● Material
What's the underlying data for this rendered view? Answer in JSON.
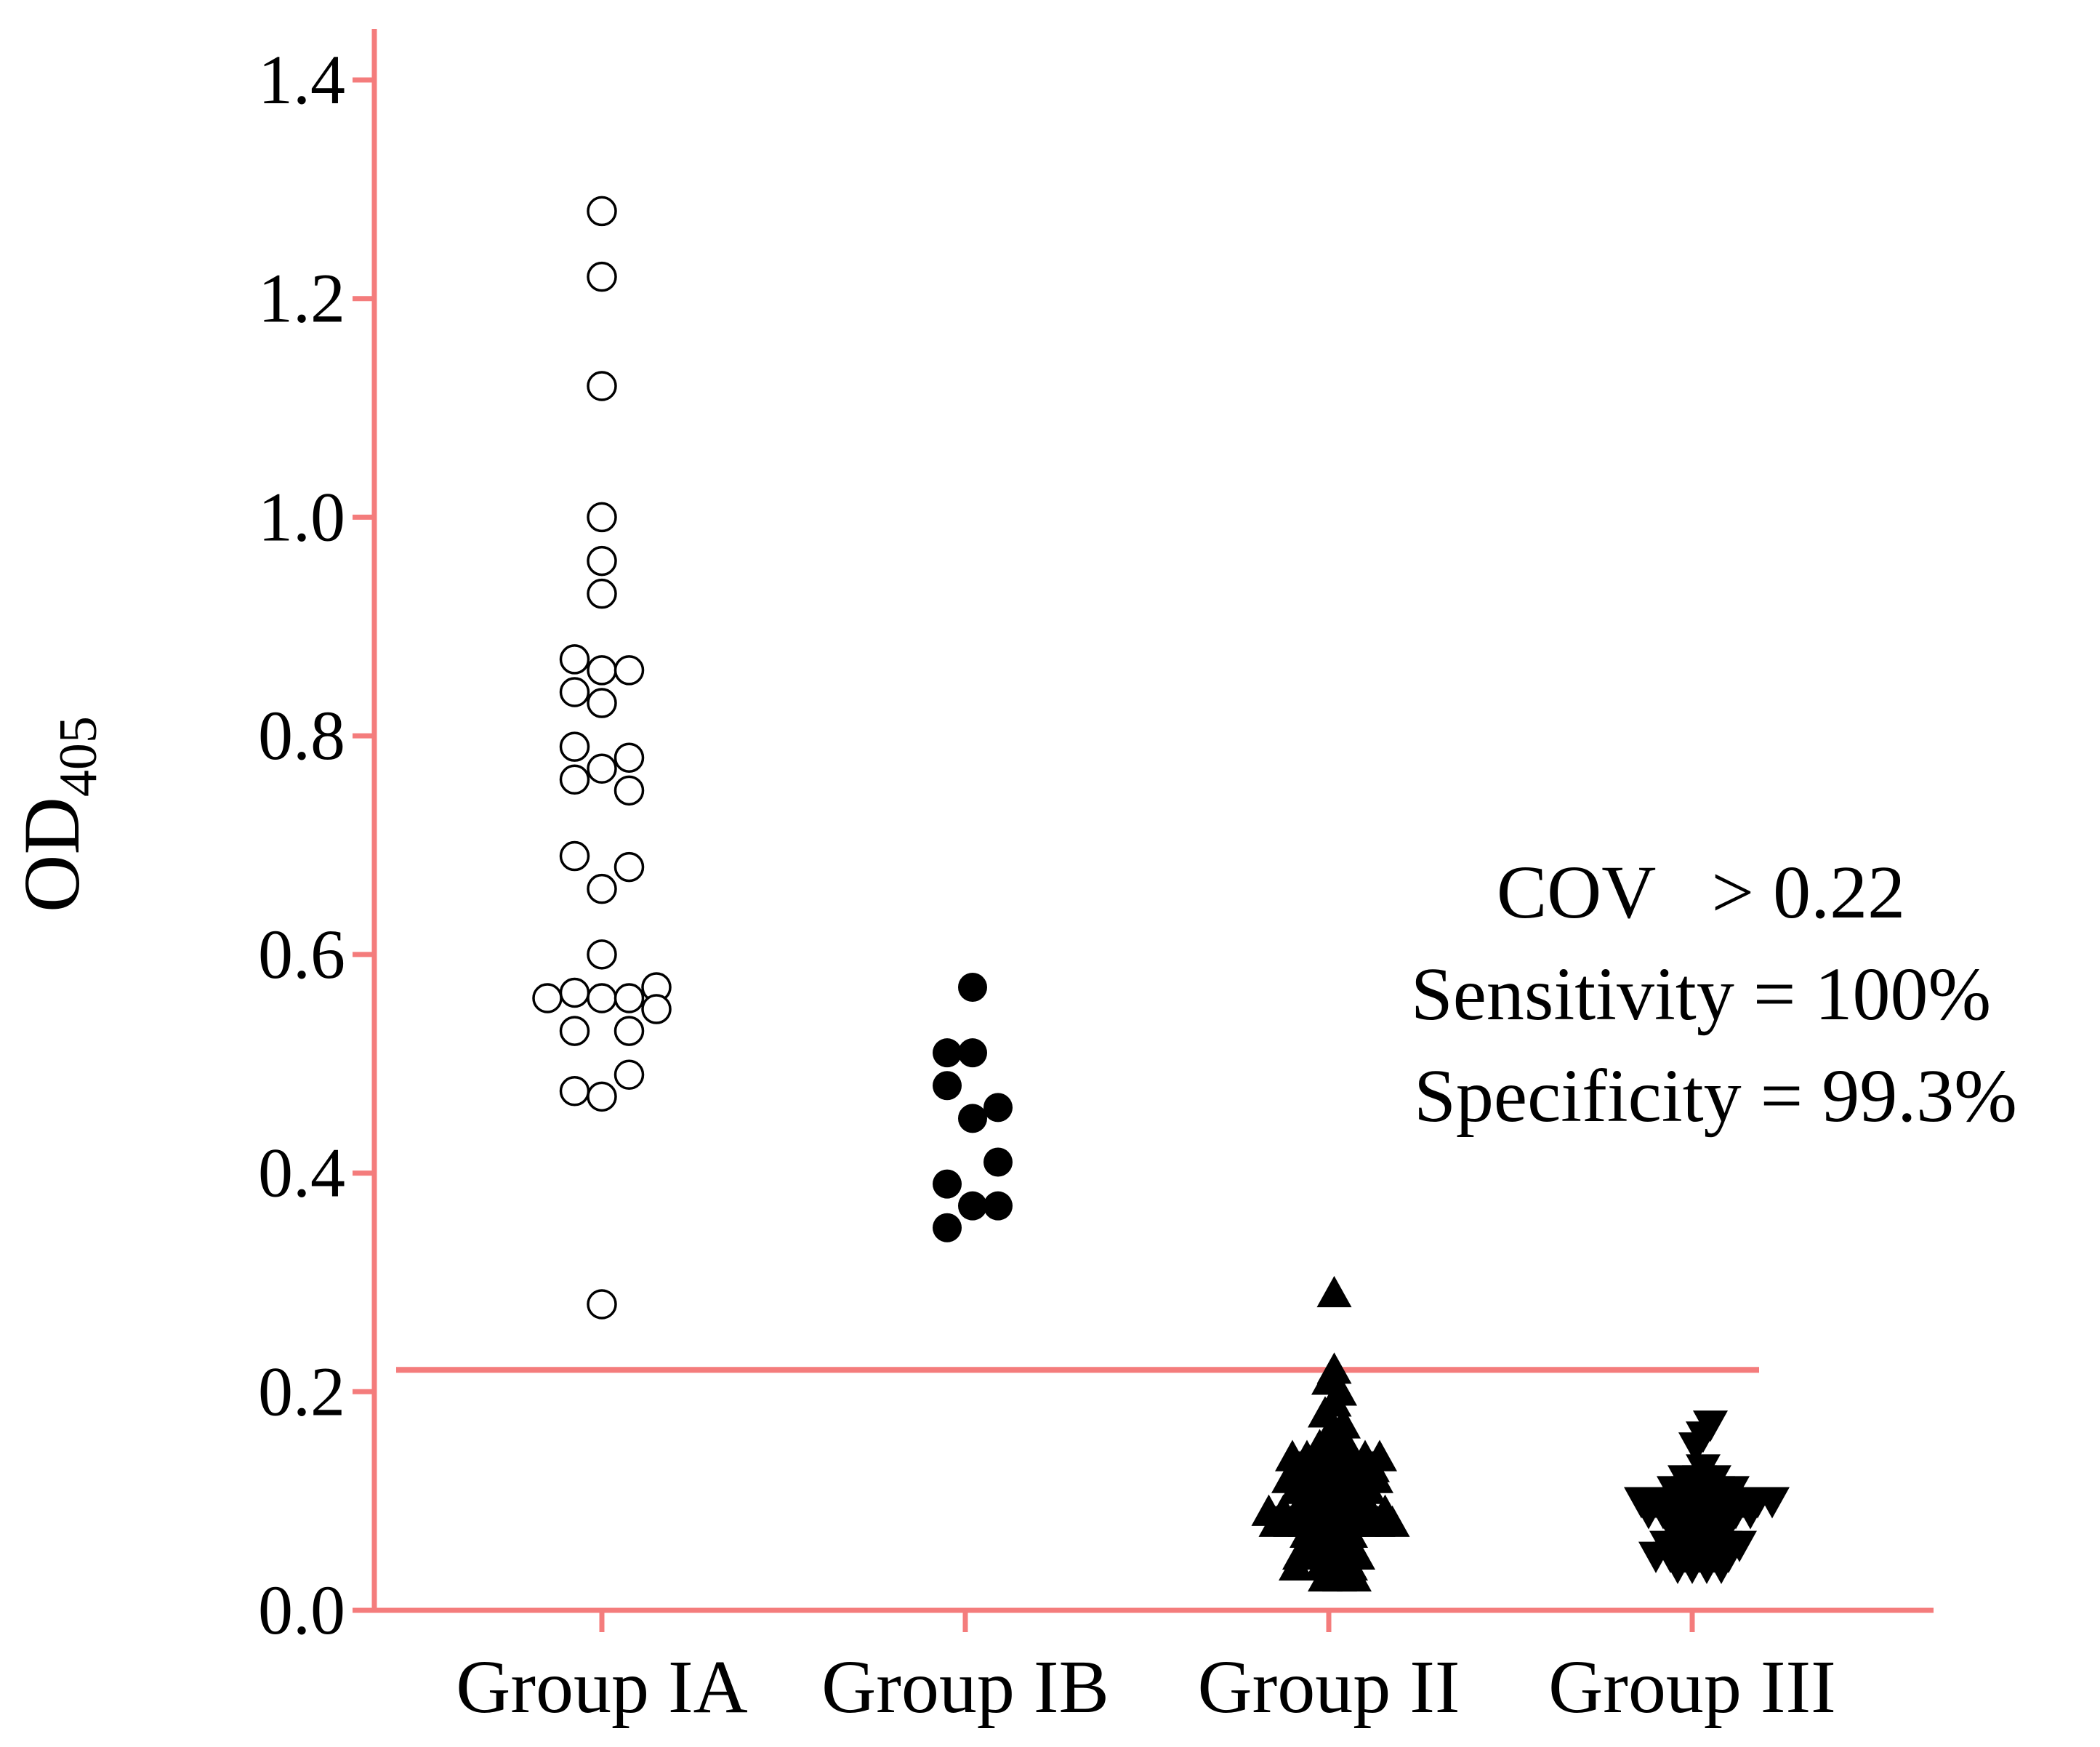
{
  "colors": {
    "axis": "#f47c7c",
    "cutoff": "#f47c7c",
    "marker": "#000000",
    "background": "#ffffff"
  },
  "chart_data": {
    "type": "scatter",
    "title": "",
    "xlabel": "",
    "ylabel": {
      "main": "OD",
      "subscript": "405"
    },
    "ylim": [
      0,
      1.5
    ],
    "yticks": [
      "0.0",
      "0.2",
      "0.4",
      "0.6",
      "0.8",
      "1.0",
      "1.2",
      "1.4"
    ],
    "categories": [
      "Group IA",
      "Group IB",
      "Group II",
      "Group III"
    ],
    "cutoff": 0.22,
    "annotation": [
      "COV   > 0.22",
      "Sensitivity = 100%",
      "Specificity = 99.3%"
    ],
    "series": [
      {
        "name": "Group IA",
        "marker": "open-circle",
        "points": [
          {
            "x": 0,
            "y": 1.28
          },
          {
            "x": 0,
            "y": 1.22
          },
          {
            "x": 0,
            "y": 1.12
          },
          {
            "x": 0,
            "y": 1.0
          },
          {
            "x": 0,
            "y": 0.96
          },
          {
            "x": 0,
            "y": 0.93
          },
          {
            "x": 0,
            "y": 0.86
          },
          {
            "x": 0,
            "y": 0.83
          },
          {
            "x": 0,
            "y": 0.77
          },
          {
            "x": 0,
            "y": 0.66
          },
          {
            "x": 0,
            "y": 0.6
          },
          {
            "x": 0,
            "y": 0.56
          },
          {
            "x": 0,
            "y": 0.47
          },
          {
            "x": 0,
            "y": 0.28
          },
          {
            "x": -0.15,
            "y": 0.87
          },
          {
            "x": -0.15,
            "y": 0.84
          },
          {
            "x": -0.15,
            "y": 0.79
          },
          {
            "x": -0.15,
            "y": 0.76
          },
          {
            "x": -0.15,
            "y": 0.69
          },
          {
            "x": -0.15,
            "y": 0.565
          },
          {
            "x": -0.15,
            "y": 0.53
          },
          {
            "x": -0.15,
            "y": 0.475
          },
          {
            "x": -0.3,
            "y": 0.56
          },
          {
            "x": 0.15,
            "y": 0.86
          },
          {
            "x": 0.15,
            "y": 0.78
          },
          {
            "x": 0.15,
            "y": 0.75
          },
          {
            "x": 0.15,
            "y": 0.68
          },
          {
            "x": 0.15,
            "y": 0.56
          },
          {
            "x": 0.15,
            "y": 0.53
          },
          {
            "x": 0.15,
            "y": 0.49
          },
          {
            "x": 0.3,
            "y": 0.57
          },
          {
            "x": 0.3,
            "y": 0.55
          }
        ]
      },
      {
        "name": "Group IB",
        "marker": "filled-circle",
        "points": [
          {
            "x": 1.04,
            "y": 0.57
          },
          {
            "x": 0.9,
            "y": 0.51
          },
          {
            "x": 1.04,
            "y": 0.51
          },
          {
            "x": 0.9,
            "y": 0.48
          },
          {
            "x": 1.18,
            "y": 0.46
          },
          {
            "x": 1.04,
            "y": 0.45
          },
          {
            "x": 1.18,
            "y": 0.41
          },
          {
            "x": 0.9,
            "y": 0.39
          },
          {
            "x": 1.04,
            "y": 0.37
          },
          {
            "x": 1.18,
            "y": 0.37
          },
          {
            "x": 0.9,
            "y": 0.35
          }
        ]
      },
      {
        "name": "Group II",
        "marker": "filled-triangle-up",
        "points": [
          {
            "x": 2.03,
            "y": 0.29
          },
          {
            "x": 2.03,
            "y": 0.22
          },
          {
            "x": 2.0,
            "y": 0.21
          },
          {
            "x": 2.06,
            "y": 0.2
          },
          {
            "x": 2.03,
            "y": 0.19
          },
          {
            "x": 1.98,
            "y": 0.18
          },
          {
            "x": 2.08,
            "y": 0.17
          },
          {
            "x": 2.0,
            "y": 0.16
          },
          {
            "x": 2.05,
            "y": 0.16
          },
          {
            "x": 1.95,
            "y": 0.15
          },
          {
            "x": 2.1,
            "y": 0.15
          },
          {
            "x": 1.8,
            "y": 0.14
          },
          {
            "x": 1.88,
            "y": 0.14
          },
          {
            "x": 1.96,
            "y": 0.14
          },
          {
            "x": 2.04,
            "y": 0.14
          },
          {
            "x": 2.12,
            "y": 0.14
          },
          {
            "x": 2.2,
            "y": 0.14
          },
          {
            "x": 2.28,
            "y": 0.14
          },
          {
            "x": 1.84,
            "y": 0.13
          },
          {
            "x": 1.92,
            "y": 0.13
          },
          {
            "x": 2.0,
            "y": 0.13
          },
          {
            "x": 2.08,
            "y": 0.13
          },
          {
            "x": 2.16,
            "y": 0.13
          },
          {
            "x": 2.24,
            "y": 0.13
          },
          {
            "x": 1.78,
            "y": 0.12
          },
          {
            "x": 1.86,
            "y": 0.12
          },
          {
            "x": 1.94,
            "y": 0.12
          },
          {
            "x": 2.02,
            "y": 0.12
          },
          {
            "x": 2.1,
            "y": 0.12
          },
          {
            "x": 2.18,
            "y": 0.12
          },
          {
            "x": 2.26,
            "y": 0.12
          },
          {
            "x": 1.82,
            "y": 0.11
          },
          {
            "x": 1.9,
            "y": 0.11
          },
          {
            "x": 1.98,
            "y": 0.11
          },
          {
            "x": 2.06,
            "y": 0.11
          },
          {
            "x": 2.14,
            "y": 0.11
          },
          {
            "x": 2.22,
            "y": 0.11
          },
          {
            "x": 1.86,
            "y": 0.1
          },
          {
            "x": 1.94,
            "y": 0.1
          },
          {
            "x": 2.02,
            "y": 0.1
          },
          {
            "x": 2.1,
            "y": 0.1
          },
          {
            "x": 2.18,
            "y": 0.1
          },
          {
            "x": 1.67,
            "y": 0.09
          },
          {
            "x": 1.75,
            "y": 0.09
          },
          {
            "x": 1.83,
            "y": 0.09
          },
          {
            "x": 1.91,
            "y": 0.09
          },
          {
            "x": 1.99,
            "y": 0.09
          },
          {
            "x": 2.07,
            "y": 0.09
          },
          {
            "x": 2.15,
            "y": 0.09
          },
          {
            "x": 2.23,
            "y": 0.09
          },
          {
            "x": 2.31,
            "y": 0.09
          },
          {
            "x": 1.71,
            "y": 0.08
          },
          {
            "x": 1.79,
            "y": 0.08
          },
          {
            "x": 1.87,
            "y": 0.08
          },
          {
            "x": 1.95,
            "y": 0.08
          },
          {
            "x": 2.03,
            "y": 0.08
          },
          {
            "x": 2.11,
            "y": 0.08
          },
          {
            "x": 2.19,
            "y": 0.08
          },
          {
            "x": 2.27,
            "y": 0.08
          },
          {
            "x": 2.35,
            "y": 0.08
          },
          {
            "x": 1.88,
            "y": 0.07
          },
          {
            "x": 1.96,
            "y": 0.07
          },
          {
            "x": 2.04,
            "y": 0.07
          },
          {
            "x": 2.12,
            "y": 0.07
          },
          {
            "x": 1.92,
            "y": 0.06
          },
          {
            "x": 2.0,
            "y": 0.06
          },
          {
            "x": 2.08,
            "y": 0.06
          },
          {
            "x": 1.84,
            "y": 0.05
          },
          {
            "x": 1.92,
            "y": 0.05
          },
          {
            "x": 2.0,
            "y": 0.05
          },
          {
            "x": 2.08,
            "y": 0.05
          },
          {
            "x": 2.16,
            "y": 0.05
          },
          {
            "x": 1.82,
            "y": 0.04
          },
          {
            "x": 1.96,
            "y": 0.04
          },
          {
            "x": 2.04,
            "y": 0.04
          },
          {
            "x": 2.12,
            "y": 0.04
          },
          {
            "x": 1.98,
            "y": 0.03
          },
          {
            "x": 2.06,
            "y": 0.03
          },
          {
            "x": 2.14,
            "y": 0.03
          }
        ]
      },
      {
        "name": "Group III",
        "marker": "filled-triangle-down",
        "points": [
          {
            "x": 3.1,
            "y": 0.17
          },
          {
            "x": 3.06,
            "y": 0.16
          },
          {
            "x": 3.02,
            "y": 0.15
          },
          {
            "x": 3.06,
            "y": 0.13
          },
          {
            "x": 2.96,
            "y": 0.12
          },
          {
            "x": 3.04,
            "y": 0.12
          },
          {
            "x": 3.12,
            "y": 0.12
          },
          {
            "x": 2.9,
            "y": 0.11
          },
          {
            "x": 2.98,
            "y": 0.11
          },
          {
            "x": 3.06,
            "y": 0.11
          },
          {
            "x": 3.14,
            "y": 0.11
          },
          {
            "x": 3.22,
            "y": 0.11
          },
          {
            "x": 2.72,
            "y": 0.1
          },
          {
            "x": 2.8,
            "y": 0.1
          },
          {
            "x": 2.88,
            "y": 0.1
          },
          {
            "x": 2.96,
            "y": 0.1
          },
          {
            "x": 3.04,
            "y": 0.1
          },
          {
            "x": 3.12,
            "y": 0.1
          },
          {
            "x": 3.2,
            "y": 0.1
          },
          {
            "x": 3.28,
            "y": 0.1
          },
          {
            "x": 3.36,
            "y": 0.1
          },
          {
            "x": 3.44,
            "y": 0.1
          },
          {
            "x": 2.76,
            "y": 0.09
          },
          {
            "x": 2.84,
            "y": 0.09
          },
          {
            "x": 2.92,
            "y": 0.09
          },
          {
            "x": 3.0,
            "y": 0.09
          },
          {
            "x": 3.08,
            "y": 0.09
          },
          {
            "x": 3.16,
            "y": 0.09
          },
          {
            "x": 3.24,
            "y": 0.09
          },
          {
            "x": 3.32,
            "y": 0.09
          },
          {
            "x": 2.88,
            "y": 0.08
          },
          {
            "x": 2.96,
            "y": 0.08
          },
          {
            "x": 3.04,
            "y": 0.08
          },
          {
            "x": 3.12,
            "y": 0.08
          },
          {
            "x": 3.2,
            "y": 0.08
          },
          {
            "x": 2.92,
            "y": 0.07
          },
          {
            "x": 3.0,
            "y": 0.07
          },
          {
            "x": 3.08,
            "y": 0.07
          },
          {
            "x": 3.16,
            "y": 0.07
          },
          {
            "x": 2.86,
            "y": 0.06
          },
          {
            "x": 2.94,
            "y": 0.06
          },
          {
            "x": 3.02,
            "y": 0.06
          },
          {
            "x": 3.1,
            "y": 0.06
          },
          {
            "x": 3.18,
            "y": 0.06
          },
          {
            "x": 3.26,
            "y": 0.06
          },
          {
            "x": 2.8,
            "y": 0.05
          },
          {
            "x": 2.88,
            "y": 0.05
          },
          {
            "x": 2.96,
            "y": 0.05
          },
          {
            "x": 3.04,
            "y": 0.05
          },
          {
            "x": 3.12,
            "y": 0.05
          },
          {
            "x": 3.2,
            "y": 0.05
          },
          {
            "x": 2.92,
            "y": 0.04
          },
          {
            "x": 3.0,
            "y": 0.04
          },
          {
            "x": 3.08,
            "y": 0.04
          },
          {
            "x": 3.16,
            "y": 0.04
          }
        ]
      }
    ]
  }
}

● Task prompt
Lines of the material that contain the word "circle" are to be gathered.

● Exercise result
        "marker": "open-circle",
        "marker": "filled-circle",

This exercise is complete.